#### [DIRECTIONS]
Copy every line of this listing word for word.

Rows from a layout dataset:
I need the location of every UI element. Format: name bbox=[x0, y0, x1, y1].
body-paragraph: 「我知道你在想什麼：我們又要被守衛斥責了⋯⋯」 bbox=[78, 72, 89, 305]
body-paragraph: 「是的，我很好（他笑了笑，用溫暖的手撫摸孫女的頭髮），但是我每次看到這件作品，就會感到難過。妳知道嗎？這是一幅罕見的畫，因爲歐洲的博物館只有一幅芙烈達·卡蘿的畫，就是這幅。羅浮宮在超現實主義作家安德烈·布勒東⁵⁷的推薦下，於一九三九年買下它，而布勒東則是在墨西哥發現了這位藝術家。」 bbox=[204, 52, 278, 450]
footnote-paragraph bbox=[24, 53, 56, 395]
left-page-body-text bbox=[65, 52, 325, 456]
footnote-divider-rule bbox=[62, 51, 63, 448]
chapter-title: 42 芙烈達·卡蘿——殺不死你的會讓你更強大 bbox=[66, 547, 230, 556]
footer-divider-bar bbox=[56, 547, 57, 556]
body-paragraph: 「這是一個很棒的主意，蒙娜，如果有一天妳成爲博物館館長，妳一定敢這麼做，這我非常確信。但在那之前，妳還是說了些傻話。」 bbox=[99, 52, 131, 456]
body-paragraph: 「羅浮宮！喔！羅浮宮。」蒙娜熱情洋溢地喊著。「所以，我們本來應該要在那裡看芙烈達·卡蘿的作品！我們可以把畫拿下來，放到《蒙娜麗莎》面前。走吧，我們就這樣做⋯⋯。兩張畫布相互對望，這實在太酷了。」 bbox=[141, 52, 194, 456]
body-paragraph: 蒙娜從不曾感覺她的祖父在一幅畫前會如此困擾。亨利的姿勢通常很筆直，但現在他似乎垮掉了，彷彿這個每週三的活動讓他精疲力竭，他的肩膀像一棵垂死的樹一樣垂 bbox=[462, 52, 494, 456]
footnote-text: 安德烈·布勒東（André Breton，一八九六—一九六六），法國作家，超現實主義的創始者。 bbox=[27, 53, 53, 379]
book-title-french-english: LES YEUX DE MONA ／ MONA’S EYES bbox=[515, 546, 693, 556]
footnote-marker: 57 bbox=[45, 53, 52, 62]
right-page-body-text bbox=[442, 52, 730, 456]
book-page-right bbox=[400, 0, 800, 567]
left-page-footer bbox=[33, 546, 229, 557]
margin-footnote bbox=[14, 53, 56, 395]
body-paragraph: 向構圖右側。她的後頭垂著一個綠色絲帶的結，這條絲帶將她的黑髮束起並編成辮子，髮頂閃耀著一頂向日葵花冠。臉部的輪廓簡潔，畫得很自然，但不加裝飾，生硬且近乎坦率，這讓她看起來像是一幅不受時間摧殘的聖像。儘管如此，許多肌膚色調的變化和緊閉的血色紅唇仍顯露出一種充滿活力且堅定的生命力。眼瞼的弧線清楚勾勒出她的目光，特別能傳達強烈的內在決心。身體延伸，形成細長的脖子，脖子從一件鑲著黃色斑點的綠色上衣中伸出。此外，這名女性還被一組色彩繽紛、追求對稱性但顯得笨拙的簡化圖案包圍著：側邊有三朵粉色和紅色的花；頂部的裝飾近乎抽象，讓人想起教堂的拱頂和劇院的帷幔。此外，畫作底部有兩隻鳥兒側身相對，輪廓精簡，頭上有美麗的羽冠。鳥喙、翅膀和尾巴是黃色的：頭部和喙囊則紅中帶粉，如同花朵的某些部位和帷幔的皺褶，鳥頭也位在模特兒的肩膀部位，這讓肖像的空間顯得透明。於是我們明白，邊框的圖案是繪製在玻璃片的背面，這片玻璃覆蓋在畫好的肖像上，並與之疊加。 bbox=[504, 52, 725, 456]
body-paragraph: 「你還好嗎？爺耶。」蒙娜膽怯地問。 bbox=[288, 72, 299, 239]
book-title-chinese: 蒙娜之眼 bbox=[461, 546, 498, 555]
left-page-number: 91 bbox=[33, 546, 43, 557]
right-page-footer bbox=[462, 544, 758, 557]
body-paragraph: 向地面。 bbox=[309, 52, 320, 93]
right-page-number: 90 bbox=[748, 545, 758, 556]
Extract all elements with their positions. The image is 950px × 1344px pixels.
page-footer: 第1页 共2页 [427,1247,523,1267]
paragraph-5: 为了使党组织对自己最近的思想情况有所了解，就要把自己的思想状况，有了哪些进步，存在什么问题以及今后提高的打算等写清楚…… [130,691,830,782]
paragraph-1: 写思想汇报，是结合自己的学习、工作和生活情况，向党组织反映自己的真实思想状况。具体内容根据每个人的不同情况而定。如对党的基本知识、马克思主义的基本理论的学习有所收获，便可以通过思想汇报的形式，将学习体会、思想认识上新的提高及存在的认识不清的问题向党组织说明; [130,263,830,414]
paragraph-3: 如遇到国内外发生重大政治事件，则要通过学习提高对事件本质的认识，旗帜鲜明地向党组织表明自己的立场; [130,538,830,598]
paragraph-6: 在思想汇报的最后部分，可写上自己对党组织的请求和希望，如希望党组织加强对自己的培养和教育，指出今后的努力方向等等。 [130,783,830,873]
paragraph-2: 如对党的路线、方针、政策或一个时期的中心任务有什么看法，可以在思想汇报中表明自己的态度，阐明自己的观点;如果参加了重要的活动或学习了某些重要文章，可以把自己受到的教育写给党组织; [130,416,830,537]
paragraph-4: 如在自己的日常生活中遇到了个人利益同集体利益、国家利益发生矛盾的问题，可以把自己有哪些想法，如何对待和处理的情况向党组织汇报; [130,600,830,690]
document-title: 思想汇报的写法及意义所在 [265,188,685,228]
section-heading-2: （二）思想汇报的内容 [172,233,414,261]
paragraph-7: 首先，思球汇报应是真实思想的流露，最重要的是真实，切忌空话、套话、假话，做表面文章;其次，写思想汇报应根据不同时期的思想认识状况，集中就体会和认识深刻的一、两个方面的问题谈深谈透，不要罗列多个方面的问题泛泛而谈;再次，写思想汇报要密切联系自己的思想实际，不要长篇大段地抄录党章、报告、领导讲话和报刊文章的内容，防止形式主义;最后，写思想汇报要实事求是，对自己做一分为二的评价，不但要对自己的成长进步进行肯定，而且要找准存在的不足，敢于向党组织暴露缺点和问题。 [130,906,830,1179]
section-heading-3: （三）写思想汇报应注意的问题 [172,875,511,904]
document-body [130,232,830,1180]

#### [SOLUTION FOR THIS TASK]
I need the location of every UI element. Format: name bbox=[x0, y0, x1, y1].
body-paragraph: 「我知道你在想什麼：我們又要被守衛斥責了⋯⋯」 bbox=[78, 72, 89, 305]
body-paragraph: 「是的，我很好（他笑了笑，用溫暖的手撫摸孫女的頭髮），但是我每次看到這件作品，就會感到難過。妳知道嗎？這是一幅罕見的畫，因爲歐洲的博物館只有一幅芙烈達·卡蘿的畫，就是這幅。羅浮宮在超現實主義作家安德烈·布勒東⁵⁷的推薦下，於一九三九年買下它，而布勒東則是在墨西哥發現了這位藝術家。」 bbox=[204, 52, 278, 450]
footnote-paragraph bbox=[24, 53, 56, 395]
left-page-body-text bbox=[65, 52, 325, 456]
footnote-divider-rule bbox=[62, 51, 63, 448]
chapter-title: 42 芙烈達·卡蘿——殺不死你的會讓你更強大 bbox=[66, 547, 230, 556]
footer-divider-bar bbox=[56, 547, 57, 556]
body-paragraph: 「這是一個很棒的主意，蒙娜，如果有一天妳成爲博物館館長，妳一定敢這麼做，這我非常確信。但在那之前，妳還是說了些傻話。」 bbox=[99, 52, 131, 456]
body-paragraph: 「羅浮宮！喔！羅浮宮。」蒙娜熱情洋溢地喊著。「所以，我們本來應該要在那裡看芙烈達·卡蘿的作品！我們可以把畫拿下來，放到《蒙娜麗莎》面前。走吧，我們就這樣做⋯⋯。兩張畫布相互對望，這實在太酷了。」 bbox=[141, 52, 194, 456]
body-paragraph: 蒙娜從不曾感覺她的祖父在一幅畫前會如此困擾。亨利的姿勢通常很筆直，但現在他似乎垮掉了，彷彿這個每週三的活動讓他精疲力竭，他的肩膀像一棵垂死的樹一樣垂 bbox=[462, 52, 494, 456]
footnote-text: 安德烈·布勒東（André Breton，一八九六—一九六六），法國作家，超現實主義的創始者。 bbox=[27, 53, 53, 379]
book-title-french-english: LES YEUX DE MONA ／ MONA’S EYES bbox=[515, 546, 693, 556]
footnote-marker: 57 bbox=[45, 53, 52, 62]
right-page-body-text bbox=[442, 52, 730, 456]
book-page-right bbox=[400, 0, 800, 567]
left-page-footer bbox=[33, 546, 229, 557]
margin-footnote bbox=[14, 53, 56, 395]
body-paragraph: 向構圖右側。她的後頭垂著一個綠色絲帶的結，這條絲帶將她的黑髮束起並編成辮子，髮頂閃耀著一頂向日葵花冠。臉部的輪廓簡潔，畫得很自然，但不加裝飾，生硬且近乎坦率，這讓她看起來像是一幅不受時間摧殘的聖像。儘管如此，許多肌膚色調的變化和緊閉的血色紅唇仍顯露出一種充滿活力且堅定的生命力。眼瞼的弧線清楚勾勒出她的目光，特別能傳達強烈的內在決心。身體延伸，形成細長的脖子，脖子從一件鑲著黃色斑點的綠色上衣中伸出。此外，這名女性還被一組色彩繽紛、追求對稱性但顯得笨拙的簡化圖案包圍著：側邊有三朵粉色和紅色的花；頂部的裝飾近乎抽象，讓人想起教堂的拱頂和劇院的帷幔。此外，畫作底部有兩隻鳥兒側身相對，輪廓精簡，頭上有美麗的羽冠。鳥喙、翅膀和尾巴是黃色的：頭部和喙囊則紅中帶粉，如同花朵的某些部位和帷幔的皺褶，鳥頭也位在模特兒的肩膀部位，這讓肖像的空間顯得透明。於是我們明白，邊框的圖案是繪製在玻璃片的背面，這片玻璃覆蓋在畫好的肖像上，並與之疊加。 bbox=[504, 52, 725, 456]
body-paragraph: 「你還好嗎？爺耶。」蒙娜膽怯地問。 bbox=[288, 72, 299, 239]
book-title-chinese: 蒙娜之眼 bbox=[461, 546, 498, 555]
left-page-number: 91 bbox=[33, 546, 43, 557]
right-page-footer bbox=[462, 544, 758, 557]
body-paragraph: 向地面。 bbox=[309, 52, 320, 93]
right-page-number: 90 bbox=[748, 545, 758, 556]
Extract all elements with their positions. The image is 950px × 1344px pixels.
page-footer: 第1页 共2页 [427,1247,523,1267]
paragraph-5: 为了使党组织对自己最近的思想情况有所了解，就要把自己的思想状况，有了哪些进步，存在什么问题以及今后提高的打算等写清楚…… [130,691,830,782]
paragraph-1: 写思想汇报，是结合自己的学习、工作和生活情况，向党组织反映自己的真实思想状况。具体内容根据每个人的不同情况而定。如对党的基本知识、马克思主义的基本理论的学习有所收获，便可以通过思想汇报的形式，将学习体会、思想认识上新的提高及存在的认识不清的问题向党组织说明; [130,263,830,414]
paragraph-3: 如遇到国内外发生重大政治事件，则要通过学习提高对事件本质的认识，旗帜鲜明地向党组织表明自己的立场; [130,538,830,598]
paragraph-6: 在思想汇报的最后部分，可写上自己对党组织的请求和希望，如希望党组织加强对自己的培养和教育，指出今后的努力方向等等。 [130,783,830,873]
paragraph-2: 如对党的路线、方针、政策或一个时期的中心任务有什么看法，可以在思想汇报中表明自己的态度，阐明自己的观点;如果参加了重要的活动或学习了某些重要文章，可以把自己受到的教育写给党组织; [130,416,830,537]
paragraph-4: 如在自己的日常生活中遇到了个人利益同集体利益、国家利益发生矛盾的问题，可以把自己有哪些想法，如何对待和处理的情况向党组织汇报; [130,600,830,690]
document-title: 思想汇报的写法及意义所在 [265,188,685,228]
section-heading-2: （二）思想汇报的内容 [172,233,414,261]
paragraph-7: 首先，思球汇报应是真实思想的流露，最重要的是真实，切忌空话、套话、假话，做表面文章;其次，写思想汇报应根据不同时期的思想认识状况，集中就体会和认识深刻的一、两个方面的问题谈深谈透，不要罗列多个方面的问题泛泛而谈;再次，写思想汇报要密切联系自己的思想实际，不要长篇大段地抄录党章、报告、领导讲话和报刊文章的内容，防止形式主义;最后，写思想汇报要实事求是，对自己做一分为二的评价，不但要对自己的成长进步进行肯定，而且要找准存在的不足，敢于向党组织暴露缺点和问题。 [130,906,830,1179]
section-heading-3: （三）写思想汇报应注意的问题 [172,875,511,904]
document-body [130,232,830,1180]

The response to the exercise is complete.